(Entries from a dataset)
- - - -
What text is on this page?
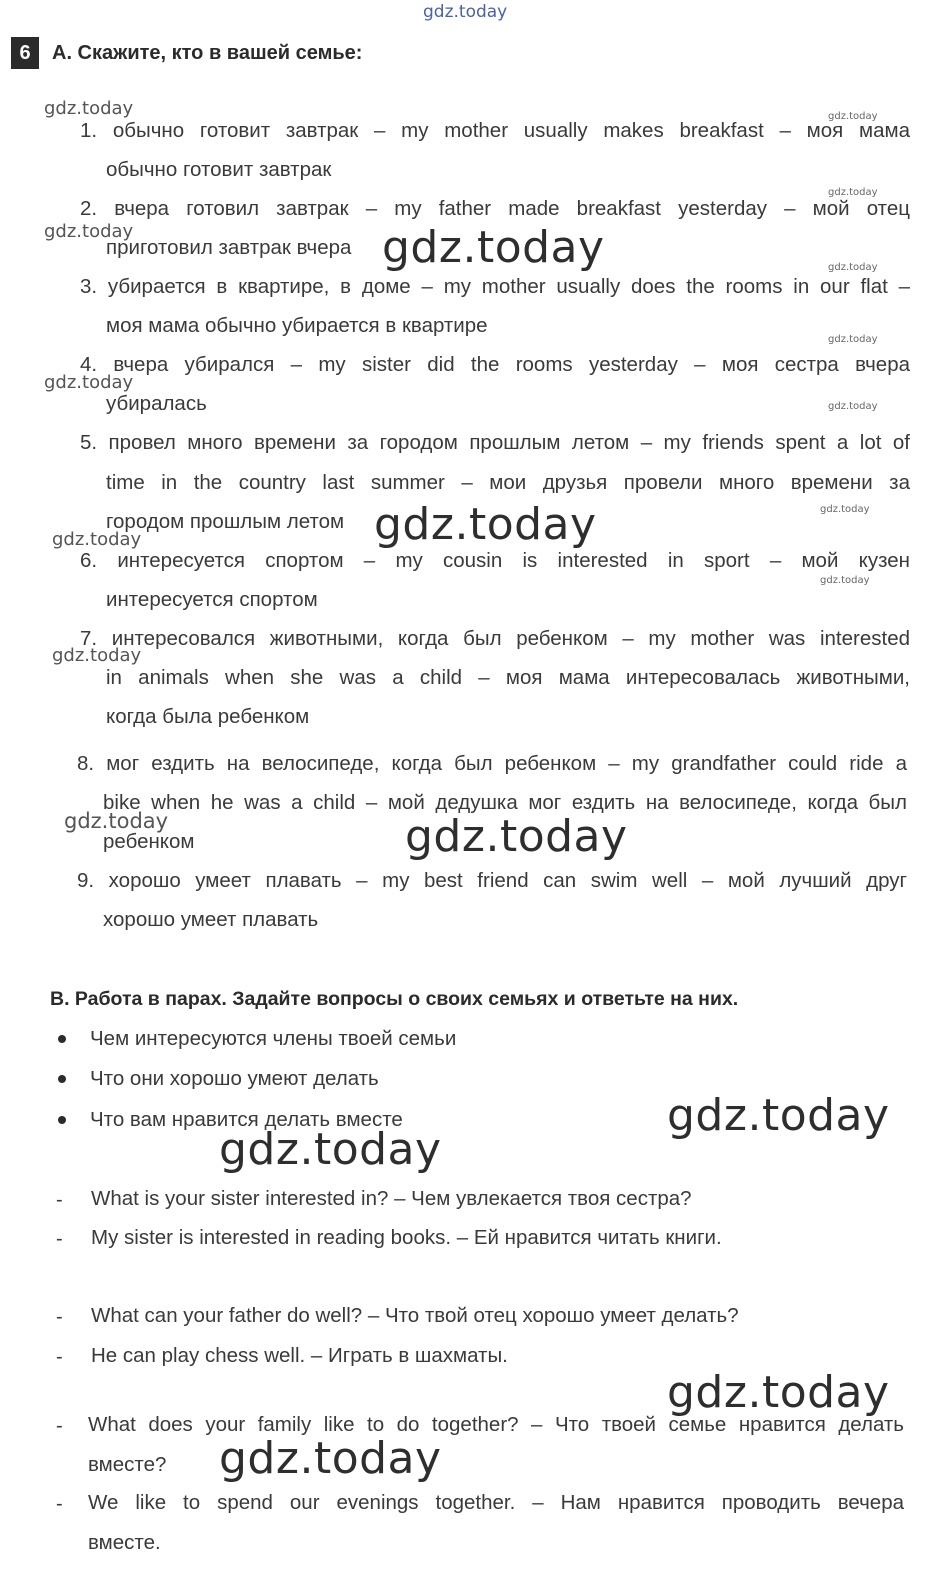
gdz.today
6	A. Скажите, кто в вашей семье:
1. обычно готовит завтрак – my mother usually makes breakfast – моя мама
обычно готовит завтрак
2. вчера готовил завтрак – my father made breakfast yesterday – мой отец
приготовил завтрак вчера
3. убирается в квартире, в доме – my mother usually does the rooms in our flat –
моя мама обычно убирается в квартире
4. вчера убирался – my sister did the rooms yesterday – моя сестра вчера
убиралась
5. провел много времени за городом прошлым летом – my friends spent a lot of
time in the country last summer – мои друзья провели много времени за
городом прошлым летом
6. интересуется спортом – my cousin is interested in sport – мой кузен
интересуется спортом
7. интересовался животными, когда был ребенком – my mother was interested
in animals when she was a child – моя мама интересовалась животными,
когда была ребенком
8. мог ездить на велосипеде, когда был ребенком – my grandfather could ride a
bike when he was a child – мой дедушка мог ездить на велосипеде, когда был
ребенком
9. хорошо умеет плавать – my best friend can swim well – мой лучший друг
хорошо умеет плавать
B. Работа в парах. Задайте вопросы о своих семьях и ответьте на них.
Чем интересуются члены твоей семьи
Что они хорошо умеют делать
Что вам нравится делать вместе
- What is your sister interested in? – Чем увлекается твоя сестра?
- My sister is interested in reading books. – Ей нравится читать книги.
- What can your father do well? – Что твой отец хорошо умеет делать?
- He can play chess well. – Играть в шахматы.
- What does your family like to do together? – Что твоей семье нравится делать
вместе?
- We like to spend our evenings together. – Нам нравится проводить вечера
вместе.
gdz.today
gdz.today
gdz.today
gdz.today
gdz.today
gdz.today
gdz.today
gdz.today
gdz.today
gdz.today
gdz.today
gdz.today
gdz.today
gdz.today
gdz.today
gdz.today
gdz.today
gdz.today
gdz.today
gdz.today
- - - -
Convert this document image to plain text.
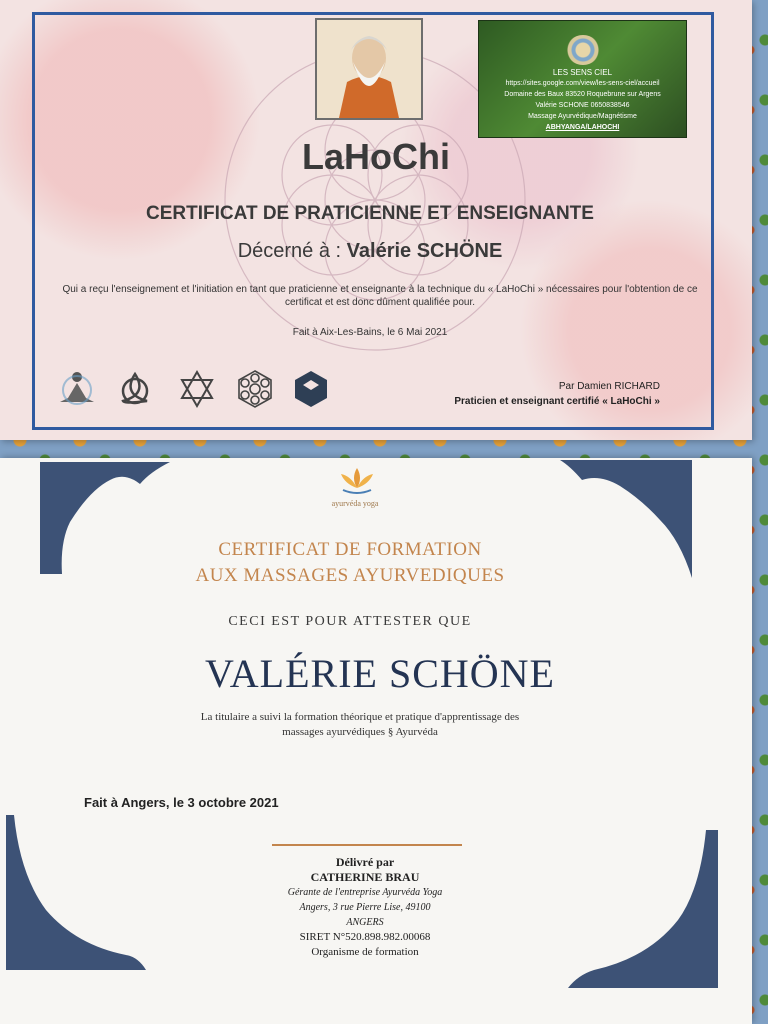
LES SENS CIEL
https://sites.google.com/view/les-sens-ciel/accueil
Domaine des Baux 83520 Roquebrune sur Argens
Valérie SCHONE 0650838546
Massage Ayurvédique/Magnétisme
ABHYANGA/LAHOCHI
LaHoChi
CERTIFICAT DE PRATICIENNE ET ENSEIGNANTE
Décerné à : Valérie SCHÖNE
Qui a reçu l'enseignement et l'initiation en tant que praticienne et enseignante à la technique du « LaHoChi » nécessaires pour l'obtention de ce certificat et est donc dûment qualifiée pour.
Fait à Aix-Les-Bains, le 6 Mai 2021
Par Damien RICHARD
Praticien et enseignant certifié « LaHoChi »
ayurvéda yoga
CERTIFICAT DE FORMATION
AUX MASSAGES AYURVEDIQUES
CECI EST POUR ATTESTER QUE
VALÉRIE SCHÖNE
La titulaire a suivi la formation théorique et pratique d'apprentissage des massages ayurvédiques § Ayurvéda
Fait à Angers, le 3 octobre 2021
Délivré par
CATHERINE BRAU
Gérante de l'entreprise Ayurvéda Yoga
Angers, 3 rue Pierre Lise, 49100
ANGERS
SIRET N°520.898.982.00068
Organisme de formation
- - - -
Instructions for the task:
Going through the records above, state how many lines carry "мама", with no other text.

Solved exercise:
3